Start Data to process
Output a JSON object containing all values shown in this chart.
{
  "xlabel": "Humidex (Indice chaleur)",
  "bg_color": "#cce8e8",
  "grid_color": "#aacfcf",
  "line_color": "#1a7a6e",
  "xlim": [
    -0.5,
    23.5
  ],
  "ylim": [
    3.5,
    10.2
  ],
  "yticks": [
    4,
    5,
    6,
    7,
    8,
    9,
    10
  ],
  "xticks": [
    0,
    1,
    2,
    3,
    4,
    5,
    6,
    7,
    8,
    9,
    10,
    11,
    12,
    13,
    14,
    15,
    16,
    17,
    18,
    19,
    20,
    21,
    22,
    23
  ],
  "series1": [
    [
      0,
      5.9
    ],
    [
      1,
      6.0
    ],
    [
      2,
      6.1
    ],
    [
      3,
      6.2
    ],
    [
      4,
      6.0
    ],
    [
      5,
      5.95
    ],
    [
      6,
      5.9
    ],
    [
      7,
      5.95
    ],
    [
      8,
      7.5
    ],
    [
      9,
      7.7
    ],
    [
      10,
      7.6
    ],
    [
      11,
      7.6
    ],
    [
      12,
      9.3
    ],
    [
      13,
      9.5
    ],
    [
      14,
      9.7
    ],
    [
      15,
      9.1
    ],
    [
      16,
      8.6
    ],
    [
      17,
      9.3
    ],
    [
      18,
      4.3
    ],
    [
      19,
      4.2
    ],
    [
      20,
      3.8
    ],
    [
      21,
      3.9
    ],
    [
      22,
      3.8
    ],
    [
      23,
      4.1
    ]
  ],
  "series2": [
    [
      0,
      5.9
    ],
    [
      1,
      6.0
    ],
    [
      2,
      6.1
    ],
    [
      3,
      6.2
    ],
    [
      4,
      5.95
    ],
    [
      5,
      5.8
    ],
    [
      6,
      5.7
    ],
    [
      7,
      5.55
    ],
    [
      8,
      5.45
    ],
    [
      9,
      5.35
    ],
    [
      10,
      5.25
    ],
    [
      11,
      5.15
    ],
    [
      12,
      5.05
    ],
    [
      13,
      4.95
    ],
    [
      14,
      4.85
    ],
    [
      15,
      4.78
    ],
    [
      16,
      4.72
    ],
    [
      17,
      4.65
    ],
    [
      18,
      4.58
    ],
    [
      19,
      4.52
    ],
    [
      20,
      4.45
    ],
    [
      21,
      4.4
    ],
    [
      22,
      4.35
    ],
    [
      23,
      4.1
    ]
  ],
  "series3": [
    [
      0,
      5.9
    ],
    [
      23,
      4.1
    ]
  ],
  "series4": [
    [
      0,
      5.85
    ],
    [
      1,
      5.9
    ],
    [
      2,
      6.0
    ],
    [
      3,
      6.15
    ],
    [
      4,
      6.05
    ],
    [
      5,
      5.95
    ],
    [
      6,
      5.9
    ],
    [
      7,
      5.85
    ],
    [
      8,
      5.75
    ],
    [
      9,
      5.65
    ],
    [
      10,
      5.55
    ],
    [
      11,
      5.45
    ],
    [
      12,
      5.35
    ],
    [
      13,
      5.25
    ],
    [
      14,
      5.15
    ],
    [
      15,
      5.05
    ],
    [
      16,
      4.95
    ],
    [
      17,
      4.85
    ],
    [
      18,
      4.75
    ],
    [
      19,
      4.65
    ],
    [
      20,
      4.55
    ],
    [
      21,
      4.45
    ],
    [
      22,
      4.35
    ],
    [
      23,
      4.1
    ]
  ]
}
End Data to process
Start Data to process
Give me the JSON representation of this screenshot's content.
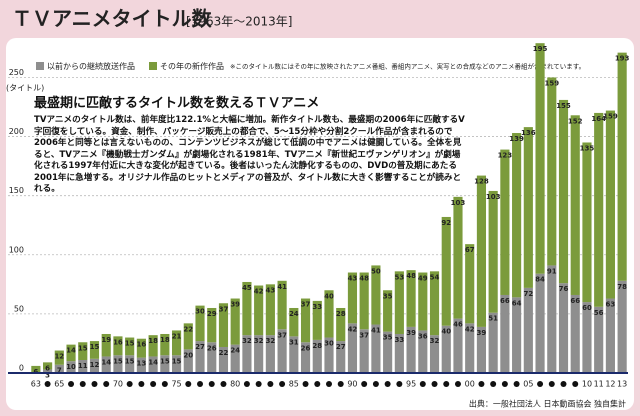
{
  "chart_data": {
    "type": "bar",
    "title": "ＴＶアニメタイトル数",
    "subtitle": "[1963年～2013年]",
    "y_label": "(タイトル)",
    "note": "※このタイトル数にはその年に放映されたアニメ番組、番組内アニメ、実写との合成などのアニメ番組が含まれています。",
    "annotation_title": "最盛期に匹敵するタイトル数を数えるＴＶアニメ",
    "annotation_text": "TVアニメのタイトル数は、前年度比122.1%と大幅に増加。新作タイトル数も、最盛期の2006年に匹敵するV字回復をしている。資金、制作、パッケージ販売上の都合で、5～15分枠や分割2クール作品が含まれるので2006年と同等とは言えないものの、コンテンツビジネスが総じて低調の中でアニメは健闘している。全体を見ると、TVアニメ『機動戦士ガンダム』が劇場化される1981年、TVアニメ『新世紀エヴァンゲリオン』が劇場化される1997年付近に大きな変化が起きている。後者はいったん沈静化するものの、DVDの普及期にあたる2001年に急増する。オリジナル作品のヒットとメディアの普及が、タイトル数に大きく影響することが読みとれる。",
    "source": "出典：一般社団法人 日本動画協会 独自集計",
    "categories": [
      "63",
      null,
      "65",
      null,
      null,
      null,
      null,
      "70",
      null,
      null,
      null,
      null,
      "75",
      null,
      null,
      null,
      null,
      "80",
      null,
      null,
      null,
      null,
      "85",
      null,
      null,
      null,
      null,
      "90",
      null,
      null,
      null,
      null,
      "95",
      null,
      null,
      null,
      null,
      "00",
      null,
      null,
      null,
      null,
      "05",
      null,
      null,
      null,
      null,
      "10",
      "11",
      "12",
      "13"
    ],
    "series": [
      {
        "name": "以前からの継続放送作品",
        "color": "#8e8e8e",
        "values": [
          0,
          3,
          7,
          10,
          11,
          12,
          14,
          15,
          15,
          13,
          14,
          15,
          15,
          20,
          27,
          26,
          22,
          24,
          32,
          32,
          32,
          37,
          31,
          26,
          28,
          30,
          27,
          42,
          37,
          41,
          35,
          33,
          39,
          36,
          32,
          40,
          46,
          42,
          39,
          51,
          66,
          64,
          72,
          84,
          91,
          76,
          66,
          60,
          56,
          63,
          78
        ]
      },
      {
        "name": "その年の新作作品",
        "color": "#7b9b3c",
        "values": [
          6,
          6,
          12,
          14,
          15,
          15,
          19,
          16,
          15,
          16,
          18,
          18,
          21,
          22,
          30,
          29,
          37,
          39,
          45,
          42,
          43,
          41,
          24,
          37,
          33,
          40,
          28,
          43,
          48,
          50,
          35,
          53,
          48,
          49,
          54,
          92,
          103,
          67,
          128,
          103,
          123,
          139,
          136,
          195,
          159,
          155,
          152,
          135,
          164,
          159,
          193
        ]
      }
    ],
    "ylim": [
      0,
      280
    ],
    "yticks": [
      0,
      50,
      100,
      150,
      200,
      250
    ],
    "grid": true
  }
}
End Data to process
Start Data to process
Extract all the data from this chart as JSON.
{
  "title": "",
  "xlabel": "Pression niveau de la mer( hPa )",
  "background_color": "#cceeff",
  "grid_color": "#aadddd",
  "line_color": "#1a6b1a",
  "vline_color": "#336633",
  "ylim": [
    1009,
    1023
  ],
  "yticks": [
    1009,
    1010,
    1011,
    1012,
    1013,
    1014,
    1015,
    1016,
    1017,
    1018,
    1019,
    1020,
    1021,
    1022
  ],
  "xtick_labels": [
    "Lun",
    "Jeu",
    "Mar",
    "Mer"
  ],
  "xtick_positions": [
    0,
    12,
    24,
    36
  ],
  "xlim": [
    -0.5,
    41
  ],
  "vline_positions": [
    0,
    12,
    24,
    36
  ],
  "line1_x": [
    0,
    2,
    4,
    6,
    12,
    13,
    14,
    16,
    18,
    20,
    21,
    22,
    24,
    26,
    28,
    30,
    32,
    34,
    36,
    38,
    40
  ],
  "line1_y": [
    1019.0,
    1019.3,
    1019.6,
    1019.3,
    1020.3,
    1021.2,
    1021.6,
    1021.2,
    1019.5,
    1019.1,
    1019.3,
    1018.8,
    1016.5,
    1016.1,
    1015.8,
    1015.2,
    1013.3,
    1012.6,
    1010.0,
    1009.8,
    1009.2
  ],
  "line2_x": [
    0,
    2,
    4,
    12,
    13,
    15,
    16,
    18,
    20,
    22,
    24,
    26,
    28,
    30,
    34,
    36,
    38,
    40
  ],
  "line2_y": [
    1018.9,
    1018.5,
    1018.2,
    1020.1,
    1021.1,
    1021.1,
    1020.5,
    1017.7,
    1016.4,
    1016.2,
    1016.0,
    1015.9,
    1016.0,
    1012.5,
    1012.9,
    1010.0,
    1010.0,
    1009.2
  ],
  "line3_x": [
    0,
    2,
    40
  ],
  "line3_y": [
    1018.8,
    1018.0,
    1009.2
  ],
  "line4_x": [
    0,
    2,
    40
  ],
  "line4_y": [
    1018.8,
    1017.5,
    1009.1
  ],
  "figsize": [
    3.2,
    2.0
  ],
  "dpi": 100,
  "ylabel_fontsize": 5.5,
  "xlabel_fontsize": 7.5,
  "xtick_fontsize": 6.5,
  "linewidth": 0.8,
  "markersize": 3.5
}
End Data to process
In the records above, how many lines contain the string "JSON"? State that number only.

# Exercise answer
3